EXCERPTED DATA:
= = = = = = =
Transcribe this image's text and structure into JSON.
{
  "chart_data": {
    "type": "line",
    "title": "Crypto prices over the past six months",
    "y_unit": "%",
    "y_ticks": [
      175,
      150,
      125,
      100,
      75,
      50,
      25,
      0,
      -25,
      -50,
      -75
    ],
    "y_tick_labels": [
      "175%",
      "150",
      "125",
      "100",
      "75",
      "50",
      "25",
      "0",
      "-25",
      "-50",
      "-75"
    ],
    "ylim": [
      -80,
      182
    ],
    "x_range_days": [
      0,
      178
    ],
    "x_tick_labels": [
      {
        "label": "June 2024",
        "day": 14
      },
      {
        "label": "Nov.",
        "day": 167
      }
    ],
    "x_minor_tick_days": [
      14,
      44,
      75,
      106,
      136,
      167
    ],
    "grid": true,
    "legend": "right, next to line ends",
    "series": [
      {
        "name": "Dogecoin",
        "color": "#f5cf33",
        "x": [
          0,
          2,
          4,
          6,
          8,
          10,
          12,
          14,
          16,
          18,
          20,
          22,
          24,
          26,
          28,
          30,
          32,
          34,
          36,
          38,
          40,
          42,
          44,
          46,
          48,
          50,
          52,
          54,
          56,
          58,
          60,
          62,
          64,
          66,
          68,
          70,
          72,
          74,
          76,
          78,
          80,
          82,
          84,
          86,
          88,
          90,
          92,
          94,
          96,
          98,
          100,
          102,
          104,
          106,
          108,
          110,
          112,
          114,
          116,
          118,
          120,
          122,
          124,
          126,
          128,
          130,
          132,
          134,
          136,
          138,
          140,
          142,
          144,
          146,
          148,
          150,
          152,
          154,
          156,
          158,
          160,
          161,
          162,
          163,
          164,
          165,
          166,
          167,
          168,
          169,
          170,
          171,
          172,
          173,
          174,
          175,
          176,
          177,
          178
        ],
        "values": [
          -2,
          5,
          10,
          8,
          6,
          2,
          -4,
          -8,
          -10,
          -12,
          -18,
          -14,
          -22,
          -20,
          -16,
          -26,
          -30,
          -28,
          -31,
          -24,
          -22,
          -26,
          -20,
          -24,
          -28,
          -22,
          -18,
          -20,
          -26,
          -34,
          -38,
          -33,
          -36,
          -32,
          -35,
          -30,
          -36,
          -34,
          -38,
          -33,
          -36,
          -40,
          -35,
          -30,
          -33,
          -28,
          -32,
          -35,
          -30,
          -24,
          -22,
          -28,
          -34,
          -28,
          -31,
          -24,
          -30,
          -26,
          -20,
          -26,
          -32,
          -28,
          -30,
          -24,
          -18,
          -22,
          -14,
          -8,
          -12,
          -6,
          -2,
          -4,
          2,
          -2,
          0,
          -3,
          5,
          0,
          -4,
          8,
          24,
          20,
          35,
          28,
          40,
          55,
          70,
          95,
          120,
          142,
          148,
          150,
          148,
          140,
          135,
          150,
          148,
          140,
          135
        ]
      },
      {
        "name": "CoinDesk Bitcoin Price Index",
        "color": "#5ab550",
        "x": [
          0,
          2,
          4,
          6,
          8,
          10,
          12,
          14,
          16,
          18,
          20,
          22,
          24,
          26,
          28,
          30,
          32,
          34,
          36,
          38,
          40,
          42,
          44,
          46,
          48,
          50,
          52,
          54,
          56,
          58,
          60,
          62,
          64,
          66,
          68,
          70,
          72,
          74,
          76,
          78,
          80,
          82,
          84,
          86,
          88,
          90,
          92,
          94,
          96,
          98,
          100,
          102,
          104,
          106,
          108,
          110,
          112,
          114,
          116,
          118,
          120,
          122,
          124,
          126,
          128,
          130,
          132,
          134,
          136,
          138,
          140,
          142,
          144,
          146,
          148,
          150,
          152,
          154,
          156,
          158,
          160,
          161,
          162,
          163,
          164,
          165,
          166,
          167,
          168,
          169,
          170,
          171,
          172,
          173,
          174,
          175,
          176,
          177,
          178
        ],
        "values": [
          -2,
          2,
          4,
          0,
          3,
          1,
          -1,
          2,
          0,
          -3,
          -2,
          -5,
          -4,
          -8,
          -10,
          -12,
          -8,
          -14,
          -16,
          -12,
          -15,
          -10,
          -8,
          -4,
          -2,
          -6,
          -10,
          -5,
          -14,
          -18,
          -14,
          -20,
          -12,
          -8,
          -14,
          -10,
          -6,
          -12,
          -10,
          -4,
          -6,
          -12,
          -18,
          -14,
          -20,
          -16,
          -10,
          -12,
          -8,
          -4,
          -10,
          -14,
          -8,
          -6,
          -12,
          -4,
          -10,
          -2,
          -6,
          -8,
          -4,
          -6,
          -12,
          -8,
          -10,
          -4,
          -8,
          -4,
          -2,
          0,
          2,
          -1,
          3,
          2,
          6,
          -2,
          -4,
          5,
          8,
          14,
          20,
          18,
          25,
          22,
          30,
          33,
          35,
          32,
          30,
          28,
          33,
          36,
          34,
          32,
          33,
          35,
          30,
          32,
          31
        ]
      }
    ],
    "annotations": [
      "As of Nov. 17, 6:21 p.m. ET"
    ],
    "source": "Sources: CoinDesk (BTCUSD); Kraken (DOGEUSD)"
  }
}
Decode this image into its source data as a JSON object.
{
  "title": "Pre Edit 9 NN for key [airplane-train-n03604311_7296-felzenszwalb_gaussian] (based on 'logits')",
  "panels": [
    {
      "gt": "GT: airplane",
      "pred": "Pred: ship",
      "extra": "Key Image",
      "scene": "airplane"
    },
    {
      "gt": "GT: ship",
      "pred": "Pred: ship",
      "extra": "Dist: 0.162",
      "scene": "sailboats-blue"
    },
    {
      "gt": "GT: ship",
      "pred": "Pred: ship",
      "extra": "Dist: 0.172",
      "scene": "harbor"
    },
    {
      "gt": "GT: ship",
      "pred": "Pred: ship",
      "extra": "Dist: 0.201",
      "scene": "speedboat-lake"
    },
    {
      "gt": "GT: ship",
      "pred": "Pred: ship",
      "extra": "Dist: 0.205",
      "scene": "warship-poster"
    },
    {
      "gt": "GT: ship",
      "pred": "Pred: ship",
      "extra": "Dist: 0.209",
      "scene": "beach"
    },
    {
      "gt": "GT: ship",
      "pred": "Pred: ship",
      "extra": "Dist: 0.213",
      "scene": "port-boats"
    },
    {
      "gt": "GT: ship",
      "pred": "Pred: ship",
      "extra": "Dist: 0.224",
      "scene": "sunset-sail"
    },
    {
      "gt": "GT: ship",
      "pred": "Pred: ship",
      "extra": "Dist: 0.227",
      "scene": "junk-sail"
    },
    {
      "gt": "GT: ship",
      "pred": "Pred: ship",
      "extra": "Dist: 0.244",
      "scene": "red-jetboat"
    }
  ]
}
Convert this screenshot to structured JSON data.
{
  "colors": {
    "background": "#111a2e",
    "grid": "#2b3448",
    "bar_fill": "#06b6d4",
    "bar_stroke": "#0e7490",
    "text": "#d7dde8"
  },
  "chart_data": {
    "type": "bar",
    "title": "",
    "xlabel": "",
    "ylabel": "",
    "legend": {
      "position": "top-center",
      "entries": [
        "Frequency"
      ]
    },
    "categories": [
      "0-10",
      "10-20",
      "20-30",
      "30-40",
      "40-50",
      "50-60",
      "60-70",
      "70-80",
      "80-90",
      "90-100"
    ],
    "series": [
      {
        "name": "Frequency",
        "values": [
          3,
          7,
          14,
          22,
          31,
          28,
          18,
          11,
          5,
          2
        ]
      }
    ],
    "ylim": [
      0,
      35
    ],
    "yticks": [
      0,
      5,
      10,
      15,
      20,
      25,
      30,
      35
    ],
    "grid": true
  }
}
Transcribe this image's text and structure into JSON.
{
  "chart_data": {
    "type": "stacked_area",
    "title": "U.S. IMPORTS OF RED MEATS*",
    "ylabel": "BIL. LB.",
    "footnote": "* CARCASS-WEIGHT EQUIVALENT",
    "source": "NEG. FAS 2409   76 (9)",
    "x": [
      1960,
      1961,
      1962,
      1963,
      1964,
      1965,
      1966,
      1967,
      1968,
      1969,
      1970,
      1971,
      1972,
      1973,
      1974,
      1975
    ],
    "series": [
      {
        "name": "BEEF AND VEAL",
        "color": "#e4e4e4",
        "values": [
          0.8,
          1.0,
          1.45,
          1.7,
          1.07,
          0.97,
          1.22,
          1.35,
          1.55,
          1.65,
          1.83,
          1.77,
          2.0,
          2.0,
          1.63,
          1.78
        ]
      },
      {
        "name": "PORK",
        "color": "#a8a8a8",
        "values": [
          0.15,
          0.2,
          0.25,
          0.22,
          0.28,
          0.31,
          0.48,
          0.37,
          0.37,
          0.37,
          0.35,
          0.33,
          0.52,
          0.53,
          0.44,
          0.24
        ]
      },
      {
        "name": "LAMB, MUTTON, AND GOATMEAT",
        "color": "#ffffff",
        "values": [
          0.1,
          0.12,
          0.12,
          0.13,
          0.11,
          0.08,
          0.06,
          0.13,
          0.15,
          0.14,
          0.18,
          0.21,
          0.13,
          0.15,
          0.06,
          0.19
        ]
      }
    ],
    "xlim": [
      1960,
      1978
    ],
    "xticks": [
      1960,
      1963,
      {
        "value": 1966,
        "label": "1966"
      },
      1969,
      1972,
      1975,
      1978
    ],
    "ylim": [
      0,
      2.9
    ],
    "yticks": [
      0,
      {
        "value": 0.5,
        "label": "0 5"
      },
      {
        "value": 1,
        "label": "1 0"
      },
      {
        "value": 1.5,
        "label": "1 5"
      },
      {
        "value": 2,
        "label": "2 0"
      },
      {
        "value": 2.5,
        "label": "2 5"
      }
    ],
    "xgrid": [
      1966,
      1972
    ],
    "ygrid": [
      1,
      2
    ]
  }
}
= = = = = = =
PROBLEM TO SOLVE: Show, from the material above, each line that includes the string "type".

FINAL RESULT:
    "type": "line",
    "type": "bar",
    "type": "stacked_area",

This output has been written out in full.